Reproduce the material below line for line, without changing a single character.

── EXERCISE DATA ──

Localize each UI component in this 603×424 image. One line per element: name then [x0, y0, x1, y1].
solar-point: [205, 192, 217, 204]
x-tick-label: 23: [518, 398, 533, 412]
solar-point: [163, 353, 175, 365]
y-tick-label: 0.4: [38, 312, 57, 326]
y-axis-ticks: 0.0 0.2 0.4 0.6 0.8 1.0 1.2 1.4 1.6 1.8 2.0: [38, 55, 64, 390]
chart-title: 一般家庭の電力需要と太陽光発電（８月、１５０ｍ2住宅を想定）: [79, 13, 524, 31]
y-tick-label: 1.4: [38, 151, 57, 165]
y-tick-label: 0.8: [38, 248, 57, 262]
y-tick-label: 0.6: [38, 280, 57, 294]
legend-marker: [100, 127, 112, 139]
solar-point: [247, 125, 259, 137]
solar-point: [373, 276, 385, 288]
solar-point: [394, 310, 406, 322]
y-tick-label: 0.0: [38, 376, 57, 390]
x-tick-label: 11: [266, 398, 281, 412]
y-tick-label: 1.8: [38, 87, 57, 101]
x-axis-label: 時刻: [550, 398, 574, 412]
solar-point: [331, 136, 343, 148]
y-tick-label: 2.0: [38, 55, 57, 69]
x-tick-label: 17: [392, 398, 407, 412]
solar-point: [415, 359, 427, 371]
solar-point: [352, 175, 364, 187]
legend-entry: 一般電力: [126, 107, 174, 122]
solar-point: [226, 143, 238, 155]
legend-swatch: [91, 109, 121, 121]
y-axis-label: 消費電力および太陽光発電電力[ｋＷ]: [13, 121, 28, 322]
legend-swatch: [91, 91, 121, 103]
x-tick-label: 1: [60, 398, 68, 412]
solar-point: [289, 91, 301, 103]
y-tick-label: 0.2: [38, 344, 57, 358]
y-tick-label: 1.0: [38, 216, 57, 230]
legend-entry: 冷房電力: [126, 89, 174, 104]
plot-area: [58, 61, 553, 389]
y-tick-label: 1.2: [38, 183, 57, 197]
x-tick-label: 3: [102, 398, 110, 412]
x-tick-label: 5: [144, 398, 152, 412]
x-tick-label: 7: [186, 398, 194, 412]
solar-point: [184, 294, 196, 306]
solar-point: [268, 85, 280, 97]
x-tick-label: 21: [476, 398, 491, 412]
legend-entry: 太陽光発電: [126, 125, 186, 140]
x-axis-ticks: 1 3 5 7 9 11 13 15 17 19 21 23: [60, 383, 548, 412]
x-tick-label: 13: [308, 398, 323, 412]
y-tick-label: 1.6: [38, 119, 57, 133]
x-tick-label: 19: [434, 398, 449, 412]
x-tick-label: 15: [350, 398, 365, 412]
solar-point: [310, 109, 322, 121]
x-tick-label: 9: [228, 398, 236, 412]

───

## [THE OUTPUT]
Localize each UI component in this 603×424 image. One line per element: name then [x0, y0, x1, y1].
solar-point: [205, 192, 217, 204]
x-tick-label: 23: [518, 398, 533, 412]
solar-point: [163, 353, 175, 365]
y-tick-label: 0.4: [38, 312, 57, 326]
y-axis-ticks: 0.0 0.2 0.4 0.6 0.8 1.0 1.2 1.4 1.6 1.8 2.0: [38, 55, 64, 390]
chart-title: 一般家庭の電力需要と太陽光発電（８月、１５０ｍ2住宅を想定）: [79, 13, 524, 31]
y-tick-label: 1.4: [38, 151, 57, 165]
y-tick-label: 0.8: [38, 248, 57, 262]
y-tick-label: 0.6: [38, 280, 57, 294]
legend-marker: [100, 127, 112, 139]
solar-point: [247, 125, 259, 137]
solar-point: [373, 276, 385, 288]
solar-point: [394, 310, 406, 322]
y-tick-label: 0.0: [38, 376, 57, 390]
x-tick-label: 11: [266, 398, 281, 412]
y-tick-label: 1.8: [38, 87, 57, 101]
x-axis-label: 時刻: [550, 398, 574, 412]
solar-point: [331, 136, 343, 148]
y-tick-label: 2.0: [38, 55, 57, 69]
x-tick-label: 17: [392, 398, 407, 412]
solar-point: [415, 359, 427, 371]
solar-point: [352, 175, 364, 187]
legend-entry: 一般電力: [126, 107, 174, 122]
solar-point: [226, 143, 238, 155]
legend-swatch: [91, 109, 121, 121]
y-axis-label: 消費電力および太陽光発電電力[ｋＷ]: [13, 121, 28, 322]
legend-swatch: [91, 91, 121, 103]
x-tick-label: 1: [60, 398, 68, 412]
solar-point: [289, 91, 301, 103]
y-tick-label: 0.2: [38, 344, 57, 358]
y-tick-label: 1.0: [38, 216, 57, 230]
legend-entry: 冷房電力: [126, 89, 174, 104]
plot-area: [58, 61, 553, 389]
y-tick-label: 1.2: [38, 183, 57, 197]
x-tick-label: 3: [102, 398, 110, 412]
x-tick-label: 5: [144, 398, 152, 412]
x-tick-label: 7: [186, 398, 194, 412]
solar-point: [184, 294, 196, 306]
solar-point: [268, 85, 280, 97]
x-tick-label: 21: [476, 398, 491, 412]
legend-entry: 太陽光発電: [126, 125, 186, 140]
x-axis-ticks: 1 3 5 7 9 11 13 15 17 19 21 23: [60, 383, 548, 412]
x-tick-label: 13: [308, 398, 323, 412]
y-tick-label: 1.6: [38, 119, 57, 133]
x-tick-label: 19: [434, 398, 449, 412]
x-tick-label: 15: [350, 398, 365, 412]
solar-point: [310, 109, 322, 121]
x-tick-label: 9: [228, 398, 236, 412]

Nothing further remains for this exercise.